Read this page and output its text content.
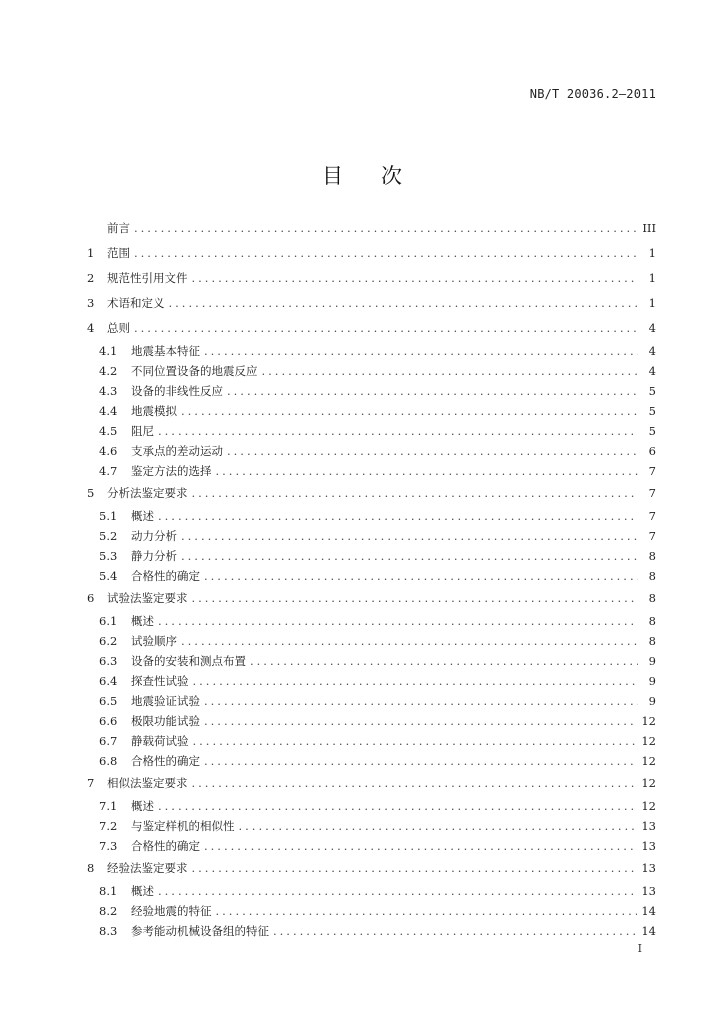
NB/T 20036.2—2011
目次
前言 .....	III
1	范围 .....	1
2	规范性引用文件 .....	1
3	术语和定义 .....	1
4	总则 .....	4
4.1	地震基本特征 .....	4
4.2	不同位置设备的地震反应 .....	4
4.3	设备的非线性反应 .....	5
4.4	地震模拟 .....	5
4.5	阻尼 .....	5
4.6	支承点的差动运动 .....	6
4.7	鉴定方法的选择 .....	7
5	分析法鉴定要求 .....	7
5.1	概述 .....	7
5.2	动力分析 .....	7
5.3	静力分析 .....	8
5.4	合格性的确定 .....	8
6	试验法鉴定要求 .....	8
6.1	概述 .....	8
6.2	试验顺序 .....	8
6.3	设备的安装和测点布置 .....	9
6.4	探查性试验 .....	9
6.5	地震验证试验 .....	9
6.6	极限功能试验 .....	12
6.7	静载荷试验 .....	12
6.8	合格性的确定 .....	12
7	相似法鉴定要求 .....	12
7.1	概述 .....	12
7.2	与鉴定样机的相似性 .....	13
7.3	合格性的确定 .....	13
8	经验法鉴定要求 .....	13
8.1	概述 .....	13
8.2	经验地震的特征 .....	14
8.3	参考能动机械设备组的特征 .....	14
I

***

Keep the pictures out of your copy, and repeat every entry above exactly.

Read this page and output its text content.
NB/T 20036.2—2011
目次
前言 .....	III
1	范围 .....	1
2	规范性引用文件 .....	1
3	术语和定义 .....	1
4	总则 .....	4
4.1	地震基本特征 .....	4
4.2	不同位置设备的地震反应 .....	4
4.3	设备的非线性反应 .....	5
4.4	地震模拟 .....	5
4.5	阻尼 .....	5
4.6	支承点的差动运动 .....	6
4.7	鉴定方法的选择 .....	7
5	分析法鉴定要求 .....	7
5.1	概述 .....	7
5.2	动力分析 .....	7
5.3	静力分析 .....	8
5.4	合格性的确定 .....	8
6	试验法鉴定要求 .....	8
6.1	概述 .....	8
6.2	试验顺序 .....	8
6.3	设备的安装和测点布置 .....	9
6.4	探查性试验 .....	9
6.5	地震验证试验 .....	9
6.6	极限功能试验 .....	12
6.7	静载荷试验 .....	12
6.8	合格性的确定 .....	12
7	相似法鉴定要求 .....	12
7.1	概述 .....	12
7.2	与鉴定样机的相似性 .....	13
7.3	合格性的确定 .....	13
8	经验法鉴定要求 .....	13
8.1	概述 .....	13
8.2	经验地震的特征 .....	14
8.3	参考能动机械设备组的特征 .....	14
I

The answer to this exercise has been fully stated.